*Written request:* For each line below that includes the word "title", make a copy.

◇ ◇ ◇

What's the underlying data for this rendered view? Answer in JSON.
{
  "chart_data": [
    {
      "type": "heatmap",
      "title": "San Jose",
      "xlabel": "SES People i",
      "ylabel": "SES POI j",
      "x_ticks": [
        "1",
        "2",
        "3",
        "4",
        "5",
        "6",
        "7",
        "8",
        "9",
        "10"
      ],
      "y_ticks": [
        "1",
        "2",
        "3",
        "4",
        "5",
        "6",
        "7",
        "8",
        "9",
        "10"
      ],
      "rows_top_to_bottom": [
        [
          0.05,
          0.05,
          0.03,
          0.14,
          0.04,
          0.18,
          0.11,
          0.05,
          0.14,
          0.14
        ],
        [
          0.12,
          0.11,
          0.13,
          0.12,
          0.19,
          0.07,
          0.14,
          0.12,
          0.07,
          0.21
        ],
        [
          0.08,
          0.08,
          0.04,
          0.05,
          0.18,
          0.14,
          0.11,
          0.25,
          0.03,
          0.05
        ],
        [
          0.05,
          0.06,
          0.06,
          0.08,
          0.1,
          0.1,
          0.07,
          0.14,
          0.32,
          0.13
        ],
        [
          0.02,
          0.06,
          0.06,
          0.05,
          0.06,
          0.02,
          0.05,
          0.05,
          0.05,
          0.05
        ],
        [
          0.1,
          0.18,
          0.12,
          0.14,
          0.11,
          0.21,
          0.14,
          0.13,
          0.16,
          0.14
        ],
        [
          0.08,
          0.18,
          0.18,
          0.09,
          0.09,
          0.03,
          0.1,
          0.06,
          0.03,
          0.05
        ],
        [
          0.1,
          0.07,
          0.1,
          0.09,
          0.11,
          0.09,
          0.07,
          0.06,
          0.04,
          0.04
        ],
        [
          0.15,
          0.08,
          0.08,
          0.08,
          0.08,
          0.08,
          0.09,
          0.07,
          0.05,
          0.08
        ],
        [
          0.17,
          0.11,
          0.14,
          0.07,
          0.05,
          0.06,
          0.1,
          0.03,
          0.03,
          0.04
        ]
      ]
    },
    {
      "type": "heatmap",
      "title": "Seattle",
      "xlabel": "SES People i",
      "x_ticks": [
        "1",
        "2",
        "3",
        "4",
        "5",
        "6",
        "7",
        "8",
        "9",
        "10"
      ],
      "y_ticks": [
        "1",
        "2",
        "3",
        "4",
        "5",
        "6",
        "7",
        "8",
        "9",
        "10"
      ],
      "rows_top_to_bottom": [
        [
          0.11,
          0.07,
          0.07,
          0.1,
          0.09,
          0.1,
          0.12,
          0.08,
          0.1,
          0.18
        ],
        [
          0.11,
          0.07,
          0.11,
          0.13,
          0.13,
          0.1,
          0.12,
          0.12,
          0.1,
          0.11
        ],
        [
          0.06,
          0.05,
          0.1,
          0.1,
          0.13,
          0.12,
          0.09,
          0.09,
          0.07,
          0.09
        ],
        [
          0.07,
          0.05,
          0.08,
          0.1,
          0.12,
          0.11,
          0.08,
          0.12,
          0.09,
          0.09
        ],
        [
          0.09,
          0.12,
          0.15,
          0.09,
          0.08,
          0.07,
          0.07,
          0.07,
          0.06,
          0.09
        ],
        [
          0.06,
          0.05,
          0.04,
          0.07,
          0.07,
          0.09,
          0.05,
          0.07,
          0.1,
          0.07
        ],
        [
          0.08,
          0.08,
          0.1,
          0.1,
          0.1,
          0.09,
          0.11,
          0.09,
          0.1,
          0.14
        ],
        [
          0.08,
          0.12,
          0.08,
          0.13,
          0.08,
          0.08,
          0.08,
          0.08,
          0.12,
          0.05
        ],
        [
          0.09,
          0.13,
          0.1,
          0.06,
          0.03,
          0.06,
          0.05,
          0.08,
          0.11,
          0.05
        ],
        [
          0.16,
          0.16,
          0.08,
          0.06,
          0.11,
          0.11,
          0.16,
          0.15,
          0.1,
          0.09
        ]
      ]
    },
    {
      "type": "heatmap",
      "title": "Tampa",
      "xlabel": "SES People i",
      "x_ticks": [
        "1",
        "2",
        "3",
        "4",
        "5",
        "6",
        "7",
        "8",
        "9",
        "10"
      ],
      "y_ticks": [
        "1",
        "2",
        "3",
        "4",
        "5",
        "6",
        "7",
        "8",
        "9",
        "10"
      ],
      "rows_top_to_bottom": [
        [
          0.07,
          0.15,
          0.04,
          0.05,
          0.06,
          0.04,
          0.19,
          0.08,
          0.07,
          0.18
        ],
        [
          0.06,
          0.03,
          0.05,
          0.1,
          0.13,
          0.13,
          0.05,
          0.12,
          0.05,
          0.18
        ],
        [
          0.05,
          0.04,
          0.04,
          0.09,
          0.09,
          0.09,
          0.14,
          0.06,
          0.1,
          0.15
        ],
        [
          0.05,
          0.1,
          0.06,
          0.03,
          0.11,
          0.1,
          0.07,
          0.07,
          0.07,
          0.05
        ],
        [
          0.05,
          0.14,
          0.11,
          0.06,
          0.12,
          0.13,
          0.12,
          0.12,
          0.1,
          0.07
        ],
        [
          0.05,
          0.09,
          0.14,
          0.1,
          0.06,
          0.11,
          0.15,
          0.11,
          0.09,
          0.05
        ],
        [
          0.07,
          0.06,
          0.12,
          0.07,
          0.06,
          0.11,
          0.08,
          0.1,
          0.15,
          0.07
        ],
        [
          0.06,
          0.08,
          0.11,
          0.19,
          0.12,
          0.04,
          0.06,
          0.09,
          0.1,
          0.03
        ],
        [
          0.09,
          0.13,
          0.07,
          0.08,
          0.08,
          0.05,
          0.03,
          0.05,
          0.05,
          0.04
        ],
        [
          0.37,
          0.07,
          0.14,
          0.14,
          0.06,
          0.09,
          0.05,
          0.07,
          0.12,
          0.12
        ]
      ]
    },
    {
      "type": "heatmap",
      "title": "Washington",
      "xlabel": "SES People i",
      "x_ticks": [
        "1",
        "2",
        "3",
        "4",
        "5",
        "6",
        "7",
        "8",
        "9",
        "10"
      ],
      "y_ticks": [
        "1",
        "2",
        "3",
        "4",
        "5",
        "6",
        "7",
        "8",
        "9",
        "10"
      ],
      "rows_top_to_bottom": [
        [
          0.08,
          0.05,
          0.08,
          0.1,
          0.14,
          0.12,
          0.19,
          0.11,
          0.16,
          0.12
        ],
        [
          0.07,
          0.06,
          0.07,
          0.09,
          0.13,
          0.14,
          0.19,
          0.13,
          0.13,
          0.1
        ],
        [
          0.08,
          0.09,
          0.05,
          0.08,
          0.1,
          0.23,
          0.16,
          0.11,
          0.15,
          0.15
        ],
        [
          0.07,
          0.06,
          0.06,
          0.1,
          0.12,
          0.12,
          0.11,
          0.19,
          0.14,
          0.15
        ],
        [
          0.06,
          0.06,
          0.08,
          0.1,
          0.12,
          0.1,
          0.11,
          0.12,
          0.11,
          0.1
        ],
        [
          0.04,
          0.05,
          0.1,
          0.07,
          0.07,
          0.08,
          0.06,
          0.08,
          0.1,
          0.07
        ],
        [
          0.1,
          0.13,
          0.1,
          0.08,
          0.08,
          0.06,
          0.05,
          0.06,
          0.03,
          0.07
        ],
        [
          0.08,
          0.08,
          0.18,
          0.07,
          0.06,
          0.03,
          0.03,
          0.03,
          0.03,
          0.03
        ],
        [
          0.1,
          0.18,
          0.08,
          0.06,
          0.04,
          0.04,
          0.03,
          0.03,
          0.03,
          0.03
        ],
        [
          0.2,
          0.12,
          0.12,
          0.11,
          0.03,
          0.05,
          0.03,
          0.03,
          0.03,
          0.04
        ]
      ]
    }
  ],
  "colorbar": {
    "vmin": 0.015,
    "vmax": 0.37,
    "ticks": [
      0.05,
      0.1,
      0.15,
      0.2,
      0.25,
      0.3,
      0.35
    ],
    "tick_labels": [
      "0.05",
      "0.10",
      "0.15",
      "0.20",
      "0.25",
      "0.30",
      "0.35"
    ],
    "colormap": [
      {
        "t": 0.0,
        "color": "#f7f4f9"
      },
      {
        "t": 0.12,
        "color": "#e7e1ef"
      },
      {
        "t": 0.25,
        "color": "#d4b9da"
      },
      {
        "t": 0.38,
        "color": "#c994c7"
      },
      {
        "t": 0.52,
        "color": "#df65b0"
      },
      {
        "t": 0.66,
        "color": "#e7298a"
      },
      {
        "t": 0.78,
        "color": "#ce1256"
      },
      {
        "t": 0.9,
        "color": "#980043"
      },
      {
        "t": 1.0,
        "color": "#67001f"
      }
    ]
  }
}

◇ ◇ ◇

*Full solution:*
      "title": "San Jose",
      "title": "Seattle",
      "title": "Tampa",
      "title": "Washington",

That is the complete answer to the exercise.